Data entries:
## Start

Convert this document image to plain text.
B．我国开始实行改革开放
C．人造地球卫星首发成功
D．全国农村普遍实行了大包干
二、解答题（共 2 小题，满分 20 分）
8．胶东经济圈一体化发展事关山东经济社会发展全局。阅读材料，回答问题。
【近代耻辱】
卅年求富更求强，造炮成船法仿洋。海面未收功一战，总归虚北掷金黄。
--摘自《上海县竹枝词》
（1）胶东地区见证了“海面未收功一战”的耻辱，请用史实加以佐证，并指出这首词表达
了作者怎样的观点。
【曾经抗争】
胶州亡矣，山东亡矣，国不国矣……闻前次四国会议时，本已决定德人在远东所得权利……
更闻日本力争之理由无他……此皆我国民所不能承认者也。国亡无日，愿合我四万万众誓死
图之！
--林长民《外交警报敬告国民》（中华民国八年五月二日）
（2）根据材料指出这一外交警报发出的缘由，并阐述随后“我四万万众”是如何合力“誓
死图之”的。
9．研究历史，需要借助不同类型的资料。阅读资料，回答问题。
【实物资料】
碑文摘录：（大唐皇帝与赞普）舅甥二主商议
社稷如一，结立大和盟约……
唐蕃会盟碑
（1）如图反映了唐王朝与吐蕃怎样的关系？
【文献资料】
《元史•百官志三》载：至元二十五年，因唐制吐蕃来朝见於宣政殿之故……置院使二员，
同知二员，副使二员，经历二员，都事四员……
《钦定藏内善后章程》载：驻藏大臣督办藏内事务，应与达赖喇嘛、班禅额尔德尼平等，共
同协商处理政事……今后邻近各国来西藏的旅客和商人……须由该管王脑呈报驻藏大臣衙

## End

> EXERCISE REQUIREMENTS
Could you quote the material above in full, exactly as it stands?

> RESULT
Convert this document image to plain text.
B．我国开始实行改革开放
C．人造地球卫星首发成功
D．全国农村普遍实行了大包干
二、解答题（共 2 小题，满分 20 分）
8．胶东经济圈一体化发展事关山东经济社会发展全局。阅读材料，回答问题。
【近代耻辱】
卅年求富更求强，造炮成船法仿洋。海面未收功一战，总归虚北掷金黄。
--摘自《上海县竹枝词》
（1）胶东地区见证了“海面未收功一战”的耻辱，请用史实加以佐证，并指出这首词表达
了作者怎样的观点。
【曾经抗争】
胶州亡矣，山东亡矣，国不国矣……闻前次四国会议时，本已决定德人在远东所得权利……
更闻日本力争之理由无他……此皆我国民所不能承认者也。国亡无日，愿合我四万万众誓死
图之！
--林长民《外交警报敬告国民》（中华民国八年五月二日）
（2）根据材料指出这一外交警报发出的缘由，并阐述随后“我四万万众”是如何合力“誓
死图之”的。
9．研究历史，需要借助不同类型的资料。阅读资料，回答问题。
【实物资料】
碑文摘录：（大唐皇帝与赞普）舅甥二主商议
社稷如一，结立大和盟约……
唐蕃会盟碑
（1）如图反映了唐王朝与吐蕃怎样的关系？
【文献资料】
《元史•百官志三》载：至元二十五年，因唐制吐蕃来朝见於宣政殿之故……置院使二员，
同知二员，副使二员，经历二员，都事四员……
《钦定藏内善后章程》载：驻藏大臣督办藏内事务，应与达赖喇嘛、班禅额尔德尼平等，共
同协商处理政事……今后邻近各国来西藏的旅客和商人……须由该管王脑呈报驻藏大臣衙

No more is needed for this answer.